What needs to be done:
Output the data below in full, character for character.

Source data:
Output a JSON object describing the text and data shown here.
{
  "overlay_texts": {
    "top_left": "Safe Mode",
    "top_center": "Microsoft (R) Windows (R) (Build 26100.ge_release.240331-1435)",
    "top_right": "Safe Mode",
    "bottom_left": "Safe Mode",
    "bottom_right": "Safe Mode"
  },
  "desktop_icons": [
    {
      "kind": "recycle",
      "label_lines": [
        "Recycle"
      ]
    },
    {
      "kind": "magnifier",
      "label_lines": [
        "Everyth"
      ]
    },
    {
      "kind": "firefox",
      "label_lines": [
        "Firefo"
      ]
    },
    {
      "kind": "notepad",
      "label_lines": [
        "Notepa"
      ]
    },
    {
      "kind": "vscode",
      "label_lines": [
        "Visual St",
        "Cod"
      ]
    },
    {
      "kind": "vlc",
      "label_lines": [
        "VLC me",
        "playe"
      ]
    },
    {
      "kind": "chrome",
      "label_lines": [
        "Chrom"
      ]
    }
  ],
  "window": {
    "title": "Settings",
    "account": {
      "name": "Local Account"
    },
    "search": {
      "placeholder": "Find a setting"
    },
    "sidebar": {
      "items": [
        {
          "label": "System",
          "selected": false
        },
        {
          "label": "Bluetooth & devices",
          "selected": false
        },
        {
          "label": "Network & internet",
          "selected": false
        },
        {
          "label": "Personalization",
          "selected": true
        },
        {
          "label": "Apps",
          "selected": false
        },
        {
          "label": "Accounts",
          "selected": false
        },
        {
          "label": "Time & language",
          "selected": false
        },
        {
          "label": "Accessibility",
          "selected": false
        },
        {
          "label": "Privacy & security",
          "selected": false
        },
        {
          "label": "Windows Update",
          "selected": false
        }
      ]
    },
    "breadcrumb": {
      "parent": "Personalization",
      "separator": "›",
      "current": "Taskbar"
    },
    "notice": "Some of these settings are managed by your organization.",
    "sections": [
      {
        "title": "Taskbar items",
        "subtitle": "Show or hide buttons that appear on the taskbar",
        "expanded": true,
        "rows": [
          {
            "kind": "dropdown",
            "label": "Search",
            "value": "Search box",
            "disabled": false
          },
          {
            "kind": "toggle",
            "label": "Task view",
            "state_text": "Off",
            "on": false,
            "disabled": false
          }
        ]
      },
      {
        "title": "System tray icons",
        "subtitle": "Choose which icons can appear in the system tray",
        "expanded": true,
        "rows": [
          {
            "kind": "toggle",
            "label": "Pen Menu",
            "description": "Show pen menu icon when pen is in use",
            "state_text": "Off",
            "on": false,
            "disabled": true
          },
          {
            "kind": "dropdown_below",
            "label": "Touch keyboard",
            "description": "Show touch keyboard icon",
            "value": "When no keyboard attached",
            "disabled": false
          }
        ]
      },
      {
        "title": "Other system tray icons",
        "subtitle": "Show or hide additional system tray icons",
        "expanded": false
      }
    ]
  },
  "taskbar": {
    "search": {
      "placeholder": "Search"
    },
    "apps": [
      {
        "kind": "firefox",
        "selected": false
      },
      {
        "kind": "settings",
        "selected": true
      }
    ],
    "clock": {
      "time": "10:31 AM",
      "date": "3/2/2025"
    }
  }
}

Full output:
Output a JSON object describing the text and data shown here.
{
  "overlay_texts": {
    "top_left": "Safe Mode",
    "top_center": "Microsoft (R) Windows (R) (Build 26100.ge_release.240331-1435)",
    "top_right": "Safe Mode",
    "bottom_left": "Safe Mode",
    "bottom_right": "Safe Mode"
  },
  "desktop_icons": [
    {
      "kind": "recycle",
      "label_lines": [
        "Recycle"
      ]
    },
    {
      "kind": "magnifier",
      "label_lines": [
        "Everyth"
      ]
    },
    {
      "kind": "firefox",
      "label_lines": [
        "Firefo"
      ]
    },
    {
      "kind": "notepad",
      "label_lines": [
        "Notepa"
      ]
    },
    {
      "kind": "vscode",
      "label_lines": [
        "Visual St",
        "Cod"
      ]
    },
    {
      "kind": "vlc",
      "label_lines": [
        "VLC me",
        "playe"
      ]
    },
    {
      "kind": "chrome",
      "label_lines": [
        "Chrom"
      ]
    }
  ],
  "window": {
    "title": "Settings",
    "account": {
      "name": "Local Account"
    },
    "search": {
      "placeholder": "Find a setting"
    },
    "sidebar": {
      "items": [
        {
          "label": "System",
          "selected": false
        },
        {
          "label": "Bluetooth & devices",
          "selected": false
        },
        {
          "label": "Network & internet",
          "selected": false
        },
        {
          "label": "Personalization",
          "selected": true
        },
        {
          "label": "Apps",
          "selected": false
        },
        {
          "label": "Accounts",
          "selected": false
        },
        {
          "label": "Time & language",
          "selected": false
        },
        {
          "label": "Accessibility",
          "selected": false
        },
        {
          "label": "Privacy & security",
          "selected": false
        },
        {
          "label": "Windows Update",
          "selected": false
        }
      ]
    },
    "breadcrumb": {
      "parent": "Personalization",
      "separator": "›",
      "current": "Taskbar"
    },
    "notice": "Some of these settings are managed by your organization.",
    "sections": [
      {
        "title": "Taskbar items",
        "subtitle": "Show or hide buttons that appear on the taskbar",
        "expanded": true,
        "rows": [
          {
            "kind": "dropdown",
            "label": "Search",
            "value": "Search box",
            "disabled": false
          },
          {
            "kind": "toggle",
            "label": "Task view",
            "state_text": "Off",
            "on": false,
            "disabled": false
          }
        ]
      },
      {
        "title": "System tray icons",
        "subtitle": "Choose which icons can appear in the system tray",
        "expanded": true,
        "rows": [
          {
            "kind": "toggle",
            "label": "Pen Menu",
            "description": "Show pen menu icon when pen is in use",
            "state_text": "Off",
            "on": false,
            "disabled": true
          },
          {
            "kind": "dropdown_below",
            "label": "Touch keyboard",
            "description": "Show touch keyboard icon",
            "value": "When no keyboard attached",
            "disabled": false
          }
        ]
      },
      {
        "title": "Other system tray icons",
        "subtitle": "Show or hide additional system tray icons",
        "expanded": false
      }
    ]
  },
  "taskbar": {
    "search": {
      "placeholder": "Search"
    },
    "apps": [
      {
        "kind": "firefox",
        "selected": false
      },
      {
        "kind": "settings",
        "selected": true
      }
    ],
    "clock": {
      "time": "10:31 AM",
      "date": "3/2/2025"
    }
  }
}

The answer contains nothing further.